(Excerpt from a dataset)
■ ■ ■ ■ ■
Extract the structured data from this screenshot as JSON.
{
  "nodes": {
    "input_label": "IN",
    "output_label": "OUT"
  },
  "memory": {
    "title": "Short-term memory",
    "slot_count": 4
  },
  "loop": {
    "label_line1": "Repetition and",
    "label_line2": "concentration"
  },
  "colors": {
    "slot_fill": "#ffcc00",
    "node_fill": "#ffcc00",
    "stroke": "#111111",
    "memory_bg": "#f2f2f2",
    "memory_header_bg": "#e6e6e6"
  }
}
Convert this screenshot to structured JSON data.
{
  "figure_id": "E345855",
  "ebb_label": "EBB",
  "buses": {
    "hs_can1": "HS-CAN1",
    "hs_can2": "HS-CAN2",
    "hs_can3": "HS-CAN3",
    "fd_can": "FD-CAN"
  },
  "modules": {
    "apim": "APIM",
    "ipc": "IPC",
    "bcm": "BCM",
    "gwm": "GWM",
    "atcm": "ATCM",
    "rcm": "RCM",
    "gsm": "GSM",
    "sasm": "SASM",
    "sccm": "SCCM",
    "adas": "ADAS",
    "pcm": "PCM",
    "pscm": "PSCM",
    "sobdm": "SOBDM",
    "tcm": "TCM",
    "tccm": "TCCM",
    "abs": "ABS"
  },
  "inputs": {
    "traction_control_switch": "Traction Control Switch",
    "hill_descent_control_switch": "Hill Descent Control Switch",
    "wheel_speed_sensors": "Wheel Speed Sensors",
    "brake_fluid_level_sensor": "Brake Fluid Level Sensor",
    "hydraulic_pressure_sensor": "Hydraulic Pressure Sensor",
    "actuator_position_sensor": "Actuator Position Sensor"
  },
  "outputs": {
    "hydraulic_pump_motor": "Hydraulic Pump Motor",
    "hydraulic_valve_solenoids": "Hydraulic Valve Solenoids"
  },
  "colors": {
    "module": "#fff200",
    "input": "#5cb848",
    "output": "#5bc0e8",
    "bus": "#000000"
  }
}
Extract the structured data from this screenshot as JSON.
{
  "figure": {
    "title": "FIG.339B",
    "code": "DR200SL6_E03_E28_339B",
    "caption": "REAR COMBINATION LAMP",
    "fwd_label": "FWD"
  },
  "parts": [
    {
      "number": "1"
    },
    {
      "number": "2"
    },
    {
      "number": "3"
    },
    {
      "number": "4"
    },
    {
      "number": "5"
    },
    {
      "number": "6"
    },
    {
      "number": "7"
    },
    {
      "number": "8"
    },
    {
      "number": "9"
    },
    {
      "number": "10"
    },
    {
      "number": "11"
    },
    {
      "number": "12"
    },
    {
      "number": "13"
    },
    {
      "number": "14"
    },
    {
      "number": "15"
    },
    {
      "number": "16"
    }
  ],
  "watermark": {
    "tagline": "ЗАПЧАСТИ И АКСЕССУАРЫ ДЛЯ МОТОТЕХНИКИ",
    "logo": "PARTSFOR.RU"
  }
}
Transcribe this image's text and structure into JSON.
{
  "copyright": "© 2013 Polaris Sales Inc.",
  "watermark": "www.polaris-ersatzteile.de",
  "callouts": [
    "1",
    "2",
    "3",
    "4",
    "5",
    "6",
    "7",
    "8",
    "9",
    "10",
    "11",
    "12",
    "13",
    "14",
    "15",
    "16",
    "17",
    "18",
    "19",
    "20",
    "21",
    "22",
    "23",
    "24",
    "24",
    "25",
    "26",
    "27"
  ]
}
■ ■ ■ ■ ■
Set task:
Write down only how many lines in the listing contain the word "Switch".

Task response:
2